What is required:
Pick out each line containing the string "Read".

Records supplied:

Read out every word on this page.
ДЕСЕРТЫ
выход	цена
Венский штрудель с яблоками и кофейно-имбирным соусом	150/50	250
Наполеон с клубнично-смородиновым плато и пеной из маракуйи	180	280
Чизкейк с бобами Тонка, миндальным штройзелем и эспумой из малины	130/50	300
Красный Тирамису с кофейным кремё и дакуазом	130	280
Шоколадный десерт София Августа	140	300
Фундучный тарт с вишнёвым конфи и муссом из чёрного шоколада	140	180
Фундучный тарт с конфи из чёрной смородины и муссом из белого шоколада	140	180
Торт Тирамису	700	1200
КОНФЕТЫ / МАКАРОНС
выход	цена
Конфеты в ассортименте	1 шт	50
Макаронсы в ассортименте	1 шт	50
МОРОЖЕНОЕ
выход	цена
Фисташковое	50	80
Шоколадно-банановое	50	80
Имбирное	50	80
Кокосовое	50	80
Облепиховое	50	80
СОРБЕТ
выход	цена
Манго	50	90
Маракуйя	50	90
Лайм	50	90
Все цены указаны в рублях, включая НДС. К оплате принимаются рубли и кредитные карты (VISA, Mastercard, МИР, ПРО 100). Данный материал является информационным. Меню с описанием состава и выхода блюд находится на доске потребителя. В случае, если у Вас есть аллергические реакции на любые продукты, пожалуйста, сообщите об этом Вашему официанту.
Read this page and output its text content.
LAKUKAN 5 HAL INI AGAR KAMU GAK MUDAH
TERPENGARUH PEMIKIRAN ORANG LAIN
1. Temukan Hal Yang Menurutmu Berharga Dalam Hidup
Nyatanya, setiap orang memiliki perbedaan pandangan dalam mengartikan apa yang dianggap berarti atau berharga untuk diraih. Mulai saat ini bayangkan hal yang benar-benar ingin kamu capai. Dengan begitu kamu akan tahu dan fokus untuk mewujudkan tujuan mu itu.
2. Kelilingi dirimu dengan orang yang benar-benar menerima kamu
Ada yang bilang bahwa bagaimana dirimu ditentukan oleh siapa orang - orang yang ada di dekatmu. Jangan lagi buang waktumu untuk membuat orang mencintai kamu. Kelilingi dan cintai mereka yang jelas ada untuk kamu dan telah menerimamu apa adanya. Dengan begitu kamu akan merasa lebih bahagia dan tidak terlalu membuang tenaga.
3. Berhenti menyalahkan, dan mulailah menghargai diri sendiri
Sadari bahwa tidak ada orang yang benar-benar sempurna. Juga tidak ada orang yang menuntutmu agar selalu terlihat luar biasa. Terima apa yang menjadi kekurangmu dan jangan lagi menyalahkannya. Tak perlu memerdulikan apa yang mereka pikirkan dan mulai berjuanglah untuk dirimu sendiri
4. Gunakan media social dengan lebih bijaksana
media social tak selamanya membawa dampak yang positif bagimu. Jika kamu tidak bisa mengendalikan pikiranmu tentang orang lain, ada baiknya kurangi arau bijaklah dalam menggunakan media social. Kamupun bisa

The output:
Read out every word on this page.
Read this page and output its text content.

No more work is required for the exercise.